------ INFORMATION PROVIDED

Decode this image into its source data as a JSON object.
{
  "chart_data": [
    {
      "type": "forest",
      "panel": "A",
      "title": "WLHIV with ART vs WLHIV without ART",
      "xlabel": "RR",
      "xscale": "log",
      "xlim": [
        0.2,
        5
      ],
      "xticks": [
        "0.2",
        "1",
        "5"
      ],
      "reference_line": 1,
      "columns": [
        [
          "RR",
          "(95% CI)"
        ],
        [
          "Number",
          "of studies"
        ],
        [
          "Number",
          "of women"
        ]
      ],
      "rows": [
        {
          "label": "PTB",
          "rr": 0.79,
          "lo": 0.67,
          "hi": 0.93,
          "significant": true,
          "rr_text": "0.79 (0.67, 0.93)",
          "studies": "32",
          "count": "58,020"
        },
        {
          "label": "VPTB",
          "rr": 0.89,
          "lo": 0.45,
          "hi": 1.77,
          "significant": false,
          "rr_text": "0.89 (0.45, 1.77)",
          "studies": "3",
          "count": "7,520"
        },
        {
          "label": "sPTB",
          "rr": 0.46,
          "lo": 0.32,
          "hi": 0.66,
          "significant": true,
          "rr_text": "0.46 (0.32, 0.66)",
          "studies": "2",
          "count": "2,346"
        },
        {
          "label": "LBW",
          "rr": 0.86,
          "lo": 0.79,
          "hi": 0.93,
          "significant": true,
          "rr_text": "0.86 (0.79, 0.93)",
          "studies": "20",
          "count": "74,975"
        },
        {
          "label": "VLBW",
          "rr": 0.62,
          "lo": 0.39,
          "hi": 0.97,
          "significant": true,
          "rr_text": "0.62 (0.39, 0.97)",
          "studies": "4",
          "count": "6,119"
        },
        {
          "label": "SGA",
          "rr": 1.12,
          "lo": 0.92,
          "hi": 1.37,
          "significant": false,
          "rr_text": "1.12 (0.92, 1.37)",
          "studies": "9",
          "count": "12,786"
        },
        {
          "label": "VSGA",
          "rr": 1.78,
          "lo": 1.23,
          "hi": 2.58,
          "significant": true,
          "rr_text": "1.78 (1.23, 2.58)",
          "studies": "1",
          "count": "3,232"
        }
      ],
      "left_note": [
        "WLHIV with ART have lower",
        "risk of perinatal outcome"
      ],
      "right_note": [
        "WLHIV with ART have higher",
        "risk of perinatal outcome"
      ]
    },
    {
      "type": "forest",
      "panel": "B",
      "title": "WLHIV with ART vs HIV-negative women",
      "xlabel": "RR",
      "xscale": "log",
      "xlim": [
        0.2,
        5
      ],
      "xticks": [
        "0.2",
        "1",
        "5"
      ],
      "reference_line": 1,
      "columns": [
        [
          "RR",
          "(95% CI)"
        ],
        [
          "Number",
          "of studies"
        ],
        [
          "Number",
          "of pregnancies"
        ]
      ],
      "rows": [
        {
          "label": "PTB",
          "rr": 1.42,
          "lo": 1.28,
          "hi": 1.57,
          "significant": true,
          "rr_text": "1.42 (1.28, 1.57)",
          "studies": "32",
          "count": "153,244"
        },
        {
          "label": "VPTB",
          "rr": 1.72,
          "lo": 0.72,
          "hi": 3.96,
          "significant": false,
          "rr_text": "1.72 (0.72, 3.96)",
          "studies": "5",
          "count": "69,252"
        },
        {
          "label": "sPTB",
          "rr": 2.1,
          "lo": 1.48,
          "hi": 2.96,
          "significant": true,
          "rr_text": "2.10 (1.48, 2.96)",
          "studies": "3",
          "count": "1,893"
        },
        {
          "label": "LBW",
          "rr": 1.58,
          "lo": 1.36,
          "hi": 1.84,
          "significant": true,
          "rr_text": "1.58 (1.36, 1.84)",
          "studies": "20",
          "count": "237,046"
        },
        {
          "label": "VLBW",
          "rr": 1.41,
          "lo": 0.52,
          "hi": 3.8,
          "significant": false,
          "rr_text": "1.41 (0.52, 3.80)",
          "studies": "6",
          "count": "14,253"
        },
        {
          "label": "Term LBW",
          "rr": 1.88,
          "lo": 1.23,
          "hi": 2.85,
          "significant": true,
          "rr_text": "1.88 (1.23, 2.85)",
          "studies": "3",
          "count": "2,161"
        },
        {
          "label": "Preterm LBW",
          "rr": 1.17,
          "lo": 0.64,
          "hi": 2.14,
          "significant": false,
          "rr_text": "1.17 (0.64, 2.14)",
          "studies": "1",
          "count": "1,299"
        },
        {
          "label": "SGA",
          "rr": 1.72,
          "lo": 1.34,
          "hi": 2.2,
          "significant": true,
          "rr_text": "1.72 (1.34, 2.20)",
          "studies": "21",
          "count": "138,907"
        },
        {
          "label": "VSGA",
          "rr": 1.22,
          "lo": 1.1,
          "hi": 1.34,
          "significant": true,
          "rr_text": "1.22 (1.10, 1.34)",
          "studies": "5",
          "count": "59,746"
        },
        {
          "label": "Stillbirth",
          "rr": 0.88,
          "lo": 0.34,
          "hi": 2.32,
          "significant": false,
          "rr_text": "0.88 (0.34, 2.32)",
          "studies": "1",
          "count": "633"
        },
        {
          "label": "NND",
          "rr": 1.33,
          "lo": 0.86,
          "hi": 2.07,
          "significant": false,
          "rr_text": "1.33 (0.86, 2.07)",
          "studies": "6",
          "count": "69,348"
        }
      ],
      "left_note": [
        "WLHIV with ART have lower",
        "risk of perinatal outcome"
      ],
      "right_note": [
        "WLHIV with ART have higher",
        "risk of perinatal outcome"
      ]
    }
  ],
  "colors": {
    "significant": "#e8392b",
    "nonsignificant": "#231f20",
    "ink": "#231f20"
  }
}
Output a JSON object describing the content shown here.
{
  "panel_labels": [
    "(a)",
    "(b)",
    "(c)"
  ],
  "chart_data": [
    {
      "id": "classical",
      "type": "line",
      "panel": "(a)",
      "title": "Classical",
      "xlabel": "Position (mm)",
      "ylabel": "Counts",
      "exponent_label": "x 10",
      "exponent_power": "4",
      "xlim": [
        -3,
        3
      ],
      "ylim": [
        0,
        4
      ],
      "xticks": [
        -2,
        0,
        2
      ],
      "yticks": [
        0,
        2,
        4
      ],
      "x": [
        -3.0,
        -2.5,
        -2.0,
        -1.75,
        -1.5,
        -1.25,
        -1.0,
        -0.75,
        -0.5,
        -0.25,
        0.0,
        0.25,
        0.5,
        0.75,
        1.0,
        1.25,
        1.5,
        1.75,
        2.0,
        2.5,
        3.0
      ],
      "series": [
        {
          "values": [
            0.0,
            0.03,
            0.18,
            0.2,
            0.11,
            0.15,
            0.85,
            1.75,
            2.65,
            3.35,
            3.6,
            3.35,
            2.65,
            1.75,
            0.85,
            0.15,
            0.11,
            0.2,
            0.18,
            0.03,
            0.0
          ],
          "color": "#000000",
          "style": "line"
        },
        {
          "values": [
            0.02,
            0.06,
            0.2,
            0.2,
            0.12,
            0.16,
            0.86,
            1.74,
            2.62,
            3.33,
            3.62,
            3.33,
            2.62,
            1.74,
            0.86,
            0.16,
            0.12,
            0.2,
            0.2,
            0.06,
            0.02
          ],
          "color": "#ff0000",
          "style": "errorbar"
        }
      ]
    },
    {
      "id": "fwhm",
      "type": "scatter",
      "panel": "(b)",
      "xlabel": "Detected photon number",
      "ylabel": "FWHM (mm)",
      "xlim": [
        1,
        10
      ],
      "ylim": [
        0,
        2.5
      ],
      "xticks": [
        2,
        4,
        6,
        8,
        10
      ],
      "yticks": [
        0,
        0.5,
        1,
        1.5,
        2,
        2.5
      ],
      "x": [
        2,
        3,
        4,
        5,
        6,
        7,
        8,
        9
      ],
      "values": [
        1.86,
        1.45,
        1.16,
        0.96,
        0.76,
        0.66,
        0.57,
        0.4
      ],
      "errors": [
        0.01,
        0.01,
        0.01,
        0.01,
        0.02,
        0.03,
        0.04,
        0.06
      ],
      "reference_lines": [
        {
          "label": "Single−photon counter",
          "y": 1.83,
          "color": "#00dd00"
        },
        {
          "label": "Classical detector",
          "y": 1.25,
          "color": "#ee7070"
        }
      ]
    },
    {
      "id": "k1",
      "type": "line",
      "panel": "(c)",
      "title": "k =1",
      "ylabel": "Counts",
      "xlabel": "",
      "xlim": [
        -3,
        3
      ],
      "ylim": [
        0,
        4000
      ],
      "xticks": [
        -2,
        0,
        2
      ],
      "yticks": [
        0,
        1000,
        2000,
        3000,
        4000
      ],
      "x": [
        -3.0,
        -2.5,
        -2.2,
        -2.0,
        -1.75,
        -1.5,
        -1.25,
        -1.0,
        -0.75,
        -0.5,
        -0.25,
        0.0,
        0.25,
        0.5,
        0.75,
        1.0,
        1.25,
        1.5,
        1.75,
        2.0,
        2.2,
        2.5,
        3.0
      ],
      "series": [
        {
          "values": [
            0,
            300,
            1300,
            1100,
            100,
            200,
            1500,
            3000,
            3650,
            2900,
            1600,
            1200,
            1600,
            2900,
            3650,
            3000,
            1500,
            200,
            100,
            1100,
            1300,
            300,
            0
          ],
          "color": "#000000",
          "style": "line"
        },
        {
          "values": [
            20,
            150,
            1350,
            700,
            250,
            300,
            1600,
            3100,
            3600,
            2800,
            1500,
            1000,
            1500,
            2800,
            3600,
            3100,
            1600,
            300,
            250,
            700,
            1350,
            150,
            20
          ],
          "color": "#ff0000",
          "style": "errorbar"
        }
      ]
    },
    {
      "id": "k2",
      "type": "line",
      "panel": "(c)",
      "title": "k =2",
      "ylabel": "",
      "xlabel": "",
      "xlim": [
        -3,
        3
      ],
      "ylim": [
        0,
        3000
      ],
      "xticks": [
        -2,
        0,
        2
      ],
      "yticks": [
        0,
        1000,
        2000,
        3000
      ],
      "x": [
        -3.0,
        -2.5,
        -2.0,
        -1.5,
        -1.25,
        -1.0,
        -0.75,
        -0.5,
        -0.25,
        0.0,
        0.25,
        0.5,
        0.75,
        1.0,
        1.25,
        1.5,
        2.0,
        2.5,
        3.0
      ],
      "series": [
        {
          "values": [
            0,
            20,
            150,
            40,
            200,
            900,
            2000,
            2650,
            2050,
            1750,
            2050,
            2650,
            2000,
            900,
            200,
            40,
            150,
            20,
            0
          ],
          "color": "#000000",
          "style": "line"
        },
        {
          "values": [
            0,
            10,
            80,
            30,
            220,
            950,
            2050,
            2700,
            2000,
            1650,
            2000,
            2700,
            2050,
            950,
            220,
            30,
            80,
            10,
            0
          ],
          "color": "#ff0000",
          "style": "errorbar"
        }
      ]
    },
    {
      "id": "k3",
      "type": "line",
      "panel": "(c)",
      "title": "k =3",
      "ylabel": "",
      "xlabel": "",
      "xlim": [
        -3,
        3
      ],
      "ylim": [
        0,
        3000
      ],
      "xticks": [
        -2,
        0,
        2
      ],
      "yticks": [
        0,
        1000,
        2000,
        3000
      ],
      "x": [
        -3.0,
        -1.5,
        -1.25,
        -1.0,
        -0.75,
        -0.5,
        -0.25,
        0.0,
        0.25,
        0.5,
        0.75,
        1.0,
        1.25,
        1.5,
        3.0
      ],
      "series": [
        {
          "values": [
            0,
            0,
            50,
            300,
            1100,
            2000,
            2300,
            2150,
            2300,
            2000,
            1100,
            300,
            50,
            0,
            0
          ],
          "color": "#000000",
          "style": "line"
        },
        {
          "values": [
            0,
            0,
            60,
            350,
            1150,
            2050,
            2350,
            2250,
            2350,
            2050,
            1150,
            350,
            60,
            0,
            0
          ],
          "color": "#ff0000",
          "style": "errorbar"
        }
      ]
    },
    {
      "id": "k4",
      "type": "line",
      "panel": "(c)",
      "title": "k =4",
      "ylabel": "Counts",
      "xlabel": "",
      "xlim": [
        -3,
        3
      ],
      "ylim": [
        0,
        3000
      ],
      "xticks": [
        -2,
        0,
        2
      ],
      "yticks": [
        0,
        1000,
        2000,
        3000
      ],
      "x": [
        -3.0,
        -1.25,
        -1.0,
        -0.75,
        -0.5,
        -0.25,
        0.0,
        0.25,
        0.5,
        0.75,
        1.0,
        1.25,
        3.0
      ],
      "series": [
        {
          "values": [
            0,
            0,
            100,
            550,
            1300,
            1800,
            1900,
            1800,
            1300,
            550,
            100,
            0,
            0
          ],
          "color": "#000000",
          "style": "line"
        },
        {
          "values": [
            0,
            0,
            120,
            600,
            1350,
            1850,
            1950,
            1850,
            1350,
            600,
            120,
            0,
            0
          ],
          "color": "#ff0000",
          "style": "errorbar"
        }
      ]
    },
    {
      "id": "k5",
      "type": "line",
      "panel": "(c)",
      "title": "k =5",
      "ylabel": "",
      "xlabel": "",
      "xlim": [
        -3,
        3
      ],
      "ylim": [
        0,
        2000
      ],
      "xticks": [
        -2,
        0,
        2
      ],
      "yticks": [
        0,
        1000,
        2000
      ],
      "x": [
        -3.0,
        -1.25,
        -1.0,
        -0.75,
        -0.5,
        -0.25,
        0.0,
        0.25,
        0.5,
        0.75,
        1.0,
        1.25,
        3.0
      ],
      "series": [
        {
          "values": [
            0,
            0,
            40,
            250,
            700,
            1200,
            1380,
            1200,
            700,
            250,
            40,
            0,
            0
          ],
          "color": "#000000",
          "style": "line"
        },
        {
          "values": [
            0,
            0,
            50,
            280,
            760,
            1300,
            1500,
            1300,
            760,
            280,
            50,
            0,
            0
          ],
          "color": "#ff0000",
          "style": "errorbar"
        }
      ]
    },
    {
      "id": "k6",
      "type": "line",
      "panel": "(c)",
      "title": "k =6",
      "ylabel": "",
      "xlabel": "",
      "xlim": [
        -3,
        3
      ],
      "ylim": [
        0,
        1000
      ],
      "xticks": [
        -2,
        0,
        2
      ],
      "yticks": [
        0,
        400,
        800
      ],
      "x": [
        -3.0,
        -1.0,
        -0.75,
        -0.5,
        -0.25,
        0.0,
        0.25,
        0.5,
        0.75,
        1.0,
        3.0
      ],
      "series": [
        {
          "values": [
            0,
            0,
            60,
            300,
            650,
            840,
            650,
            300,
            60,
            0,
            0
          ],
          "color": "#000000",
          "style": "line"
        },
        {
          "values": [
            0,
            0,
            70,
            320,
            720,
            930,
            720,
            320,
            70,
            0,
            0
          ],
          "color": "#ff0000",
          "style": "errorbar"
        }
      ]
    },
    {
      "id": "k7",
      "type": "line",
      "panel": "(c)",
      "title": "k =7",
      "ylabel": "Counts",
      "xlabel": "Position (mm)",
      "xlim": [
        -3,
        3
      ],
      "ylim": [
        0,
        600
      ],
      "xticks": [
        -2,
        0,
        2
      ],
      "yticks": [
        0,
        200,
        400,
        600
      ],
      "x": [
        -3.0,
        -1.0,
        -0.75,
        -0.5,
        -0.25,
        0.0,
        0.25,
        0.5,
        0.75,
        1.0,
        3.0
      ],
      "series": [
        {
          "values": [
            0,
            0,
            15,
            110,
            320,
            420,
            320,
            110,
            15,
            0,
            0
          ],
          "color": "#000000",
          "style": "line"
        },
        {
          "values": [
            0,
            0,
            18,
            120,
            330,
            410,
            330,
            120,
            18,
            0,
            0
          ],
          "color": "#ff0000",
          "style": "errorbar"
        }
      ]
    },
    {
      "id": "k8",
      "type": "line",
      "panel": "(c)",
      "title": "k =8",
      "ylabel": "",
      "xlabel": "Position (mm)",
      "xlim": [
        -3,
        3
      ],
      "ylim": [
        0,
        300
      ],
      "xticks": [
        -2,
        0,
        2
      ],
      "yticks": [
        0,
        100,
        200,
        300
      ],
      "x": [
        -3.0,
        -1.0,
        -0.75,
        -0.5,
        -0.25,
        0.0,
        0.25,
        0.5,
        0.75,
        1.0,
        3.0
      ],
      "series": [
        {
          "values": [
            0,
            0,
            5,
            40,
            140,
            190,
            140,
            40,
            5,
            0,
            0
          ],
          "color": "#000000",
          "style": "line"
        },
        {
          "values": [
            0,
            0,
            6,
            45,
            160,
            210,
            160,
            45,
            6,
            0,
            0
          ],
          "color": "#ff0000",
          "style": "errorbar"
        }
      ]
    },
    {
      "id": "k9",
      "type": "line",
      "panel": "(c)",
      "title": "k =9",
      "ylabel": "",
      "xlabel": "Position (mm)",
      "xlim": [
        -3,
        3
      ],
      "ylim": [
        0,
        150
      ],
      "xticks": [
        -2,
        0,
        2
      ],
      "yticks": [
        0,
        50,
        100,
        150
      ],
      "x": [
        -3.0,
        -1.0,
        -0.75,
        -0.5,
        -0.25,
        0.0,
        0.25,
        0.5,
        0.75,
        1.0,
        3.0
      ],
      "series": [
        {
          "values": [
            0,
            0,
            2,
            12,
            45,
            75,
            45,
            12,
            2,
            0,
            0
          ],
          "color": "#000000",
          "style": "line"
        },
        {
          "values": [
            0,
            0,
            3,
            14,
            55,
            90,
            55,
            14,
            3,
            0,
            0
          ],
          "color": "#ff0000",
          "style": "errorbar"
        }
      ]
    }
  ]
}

------------

| INSTRUCTIONS FOR THE TASK |
Look through the records and count each line that holds "JSON". Write only the total.

| FULL OUTPUT |
2